*DATA FOR THIS EXERCISE*:
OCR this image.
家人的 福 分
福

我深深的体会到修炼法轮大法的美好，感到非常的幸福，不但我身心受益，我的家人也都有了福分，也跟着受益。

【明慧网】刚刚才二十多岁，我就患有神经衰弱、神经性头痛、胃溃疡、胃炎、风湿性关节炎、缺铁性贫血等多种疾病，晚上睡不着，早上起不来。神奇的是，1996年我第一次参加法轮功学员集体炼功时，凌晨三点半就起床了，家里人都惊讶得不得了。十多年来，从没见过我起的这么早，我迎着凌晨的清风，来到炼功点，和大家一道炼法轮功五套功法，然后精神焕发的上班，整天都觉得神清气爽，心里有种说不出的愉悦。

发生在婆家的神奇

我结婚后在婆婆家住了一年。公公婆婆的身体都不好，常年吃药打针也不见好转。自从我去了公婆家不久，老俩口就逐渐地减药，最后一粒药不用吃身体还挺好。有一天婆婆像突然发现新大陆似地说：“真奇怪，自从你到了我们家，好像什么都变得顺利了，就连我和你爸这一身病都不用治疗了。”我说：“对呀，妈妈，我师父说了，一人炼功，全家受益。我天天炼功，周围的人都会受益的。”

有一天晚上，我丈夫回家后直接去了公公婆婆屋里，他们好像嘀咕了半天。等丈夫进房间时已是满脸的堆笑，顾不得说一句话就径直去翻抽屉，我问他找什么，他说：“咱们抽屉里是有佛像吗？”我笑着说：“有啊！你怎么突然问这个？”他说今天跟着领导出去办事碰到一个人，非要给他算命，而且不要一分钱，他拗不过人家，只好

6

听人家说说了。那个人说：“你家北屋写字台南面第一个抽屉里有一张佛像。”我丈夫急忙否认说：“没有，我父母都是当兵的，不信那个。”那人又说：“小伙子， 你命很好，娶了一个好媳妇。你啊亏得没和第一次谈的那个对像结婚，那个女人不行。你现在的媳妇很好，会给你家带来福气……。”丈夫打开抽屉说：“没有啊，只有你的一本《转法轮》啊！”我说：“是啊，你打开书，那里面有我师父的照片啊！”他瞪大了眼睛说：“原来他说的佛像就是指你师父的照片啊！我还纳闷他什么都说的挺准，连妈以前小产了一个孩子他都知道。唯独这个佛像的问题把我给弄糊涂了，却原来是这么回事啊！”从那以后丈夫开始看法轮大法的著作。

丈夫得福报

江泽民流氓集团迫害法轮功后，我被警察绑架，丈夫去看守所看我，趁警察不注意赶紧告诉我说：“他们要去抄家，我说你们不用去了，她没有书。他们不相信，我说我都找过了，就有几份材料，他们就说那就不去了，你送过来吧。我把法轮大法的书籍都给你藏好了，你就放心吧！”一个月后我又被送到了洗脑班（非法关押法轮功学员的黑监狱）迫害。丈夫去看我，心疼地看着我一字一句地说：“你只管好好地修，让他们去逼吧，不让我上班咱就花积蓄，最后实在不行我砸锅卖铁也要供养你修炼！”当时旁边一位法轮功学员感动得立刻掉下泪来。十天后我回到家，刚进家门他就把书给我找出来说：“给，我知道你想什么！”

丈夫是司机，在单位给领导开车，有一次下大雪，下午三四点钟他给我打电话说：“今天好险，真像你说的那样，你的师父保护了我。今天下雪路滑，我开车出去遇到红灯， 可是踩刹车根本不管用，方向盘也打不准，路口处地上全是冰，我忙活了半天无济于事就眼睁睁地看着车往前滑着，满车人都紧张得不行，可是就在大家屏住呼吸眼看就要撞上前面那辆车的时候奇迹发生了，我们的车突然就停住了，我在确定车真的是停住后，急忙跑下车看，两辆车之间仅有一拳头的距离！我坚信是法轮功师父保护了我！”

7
==
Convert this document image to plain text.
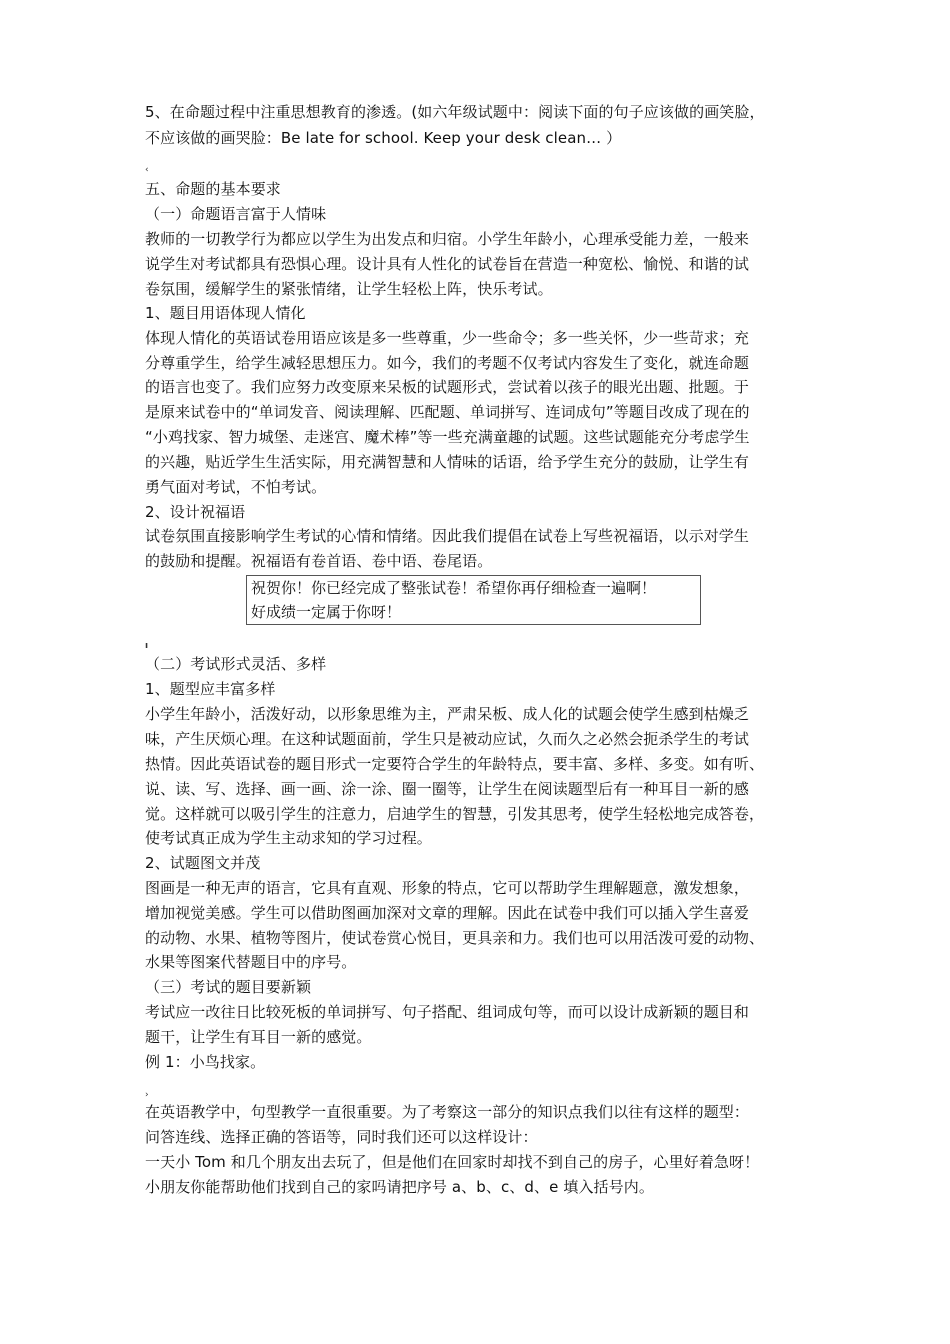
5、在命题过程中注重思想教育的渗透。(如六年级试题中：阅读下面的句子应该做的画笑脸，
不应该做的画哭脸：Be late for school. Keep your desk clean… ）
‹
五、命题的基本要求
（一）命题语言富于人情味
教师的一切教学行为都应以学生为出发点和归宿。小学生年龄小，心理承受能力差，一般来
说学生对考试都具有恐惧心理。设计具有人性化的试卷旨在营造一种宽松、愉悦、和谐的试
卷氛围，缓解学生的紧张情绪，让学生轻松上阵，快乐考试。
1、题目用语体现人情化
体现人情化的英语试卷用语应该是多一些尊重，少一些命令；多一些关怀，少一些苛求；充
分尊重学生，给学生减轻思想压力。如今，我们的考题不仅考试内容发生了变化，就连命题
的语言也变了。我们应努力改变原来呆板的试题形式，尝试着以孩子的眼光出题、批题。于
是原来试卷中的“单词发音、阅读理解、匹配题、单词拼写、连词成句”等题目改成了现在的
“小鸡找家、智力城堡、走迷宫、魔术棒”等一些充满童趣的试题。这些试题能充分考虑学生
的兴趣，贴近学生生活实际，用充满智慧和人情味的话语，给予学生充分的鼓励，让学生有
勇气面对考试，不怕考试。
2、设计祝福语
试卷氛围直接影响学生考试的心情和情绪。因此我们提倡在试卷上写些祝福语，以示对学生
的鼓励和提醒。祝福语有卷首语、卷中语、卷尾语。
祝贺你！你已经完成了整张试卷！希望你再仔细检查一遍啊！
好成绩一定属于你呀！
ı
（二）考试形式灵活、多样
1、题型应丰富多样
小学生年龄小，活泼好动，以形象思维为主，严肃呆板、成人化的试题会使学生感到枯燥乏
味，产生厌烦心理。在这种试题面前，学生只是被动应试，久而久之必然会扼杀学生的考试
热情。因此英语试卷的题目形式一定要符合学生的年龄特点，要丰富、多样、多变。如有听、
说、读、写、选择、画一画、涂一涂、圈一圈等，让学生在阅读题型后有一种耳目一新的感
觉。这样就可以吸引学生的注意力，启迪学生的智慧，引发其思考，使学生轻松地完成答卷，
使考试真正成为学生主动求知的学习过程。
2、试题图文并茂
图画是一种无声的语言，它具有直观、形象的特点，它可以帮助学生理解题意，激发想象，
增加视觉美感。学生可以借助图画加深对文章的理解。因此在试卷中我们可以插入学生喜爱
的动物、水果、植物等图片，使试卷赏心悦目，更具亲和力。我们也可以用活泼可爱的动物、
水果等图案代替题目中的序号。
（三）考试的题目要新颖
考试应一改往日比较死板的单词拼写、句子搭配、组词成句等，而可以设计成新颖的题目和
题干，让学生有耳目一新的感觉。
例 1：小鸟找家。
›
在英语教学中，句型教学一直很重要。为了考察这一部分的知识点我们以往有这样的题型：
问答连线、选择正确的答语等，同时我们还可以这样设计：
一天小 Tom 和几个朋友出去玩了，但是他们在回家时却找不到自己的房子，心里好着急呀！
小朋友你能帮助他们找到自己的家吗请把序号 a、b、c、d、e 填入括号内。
* * *
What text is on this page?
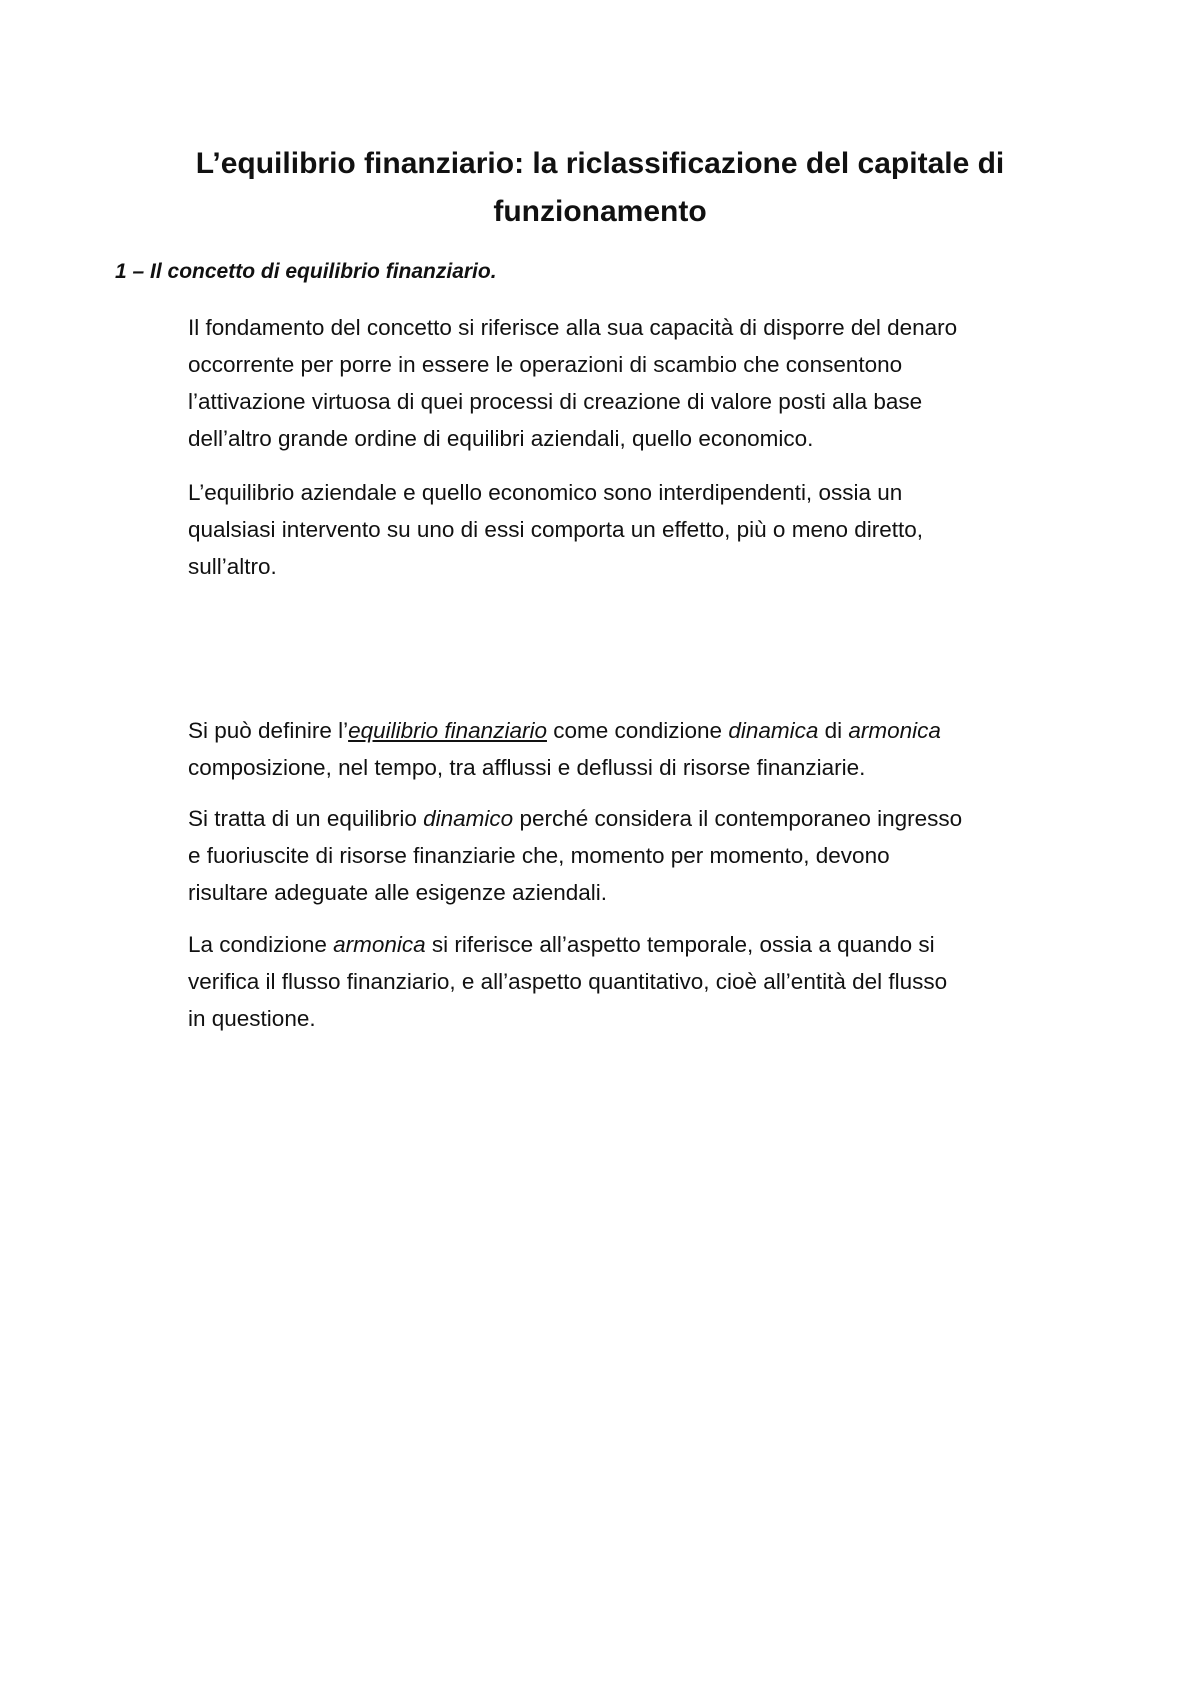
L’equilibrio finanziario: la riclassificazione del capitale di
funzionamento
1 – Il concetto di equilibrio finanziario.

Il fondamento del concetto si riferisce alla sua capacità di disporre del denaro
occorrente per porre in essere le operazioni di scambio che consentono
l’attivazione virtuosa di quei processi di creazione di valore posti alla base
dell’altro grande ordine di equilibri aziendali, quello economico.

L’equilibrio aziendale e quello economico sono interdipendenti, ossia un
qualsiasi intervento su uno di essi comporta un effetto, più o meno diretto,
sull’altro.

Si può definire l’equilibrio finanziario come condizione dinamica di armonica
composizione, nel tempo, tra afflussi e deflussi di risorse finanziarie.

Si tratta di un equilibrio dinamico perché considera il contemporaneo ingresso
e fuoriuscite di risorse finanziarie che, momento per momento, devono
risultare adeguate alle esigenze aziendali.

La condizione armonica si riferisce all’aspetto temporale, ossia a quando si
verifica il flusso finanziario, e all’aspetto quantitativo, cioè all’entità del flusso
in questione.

*WHAT YOU ARE ASKED TO DO*:
Find every line that includes the string "quello". Report how many there are and nothing else.

*OUTPUT OF THE EXERCISE*:
2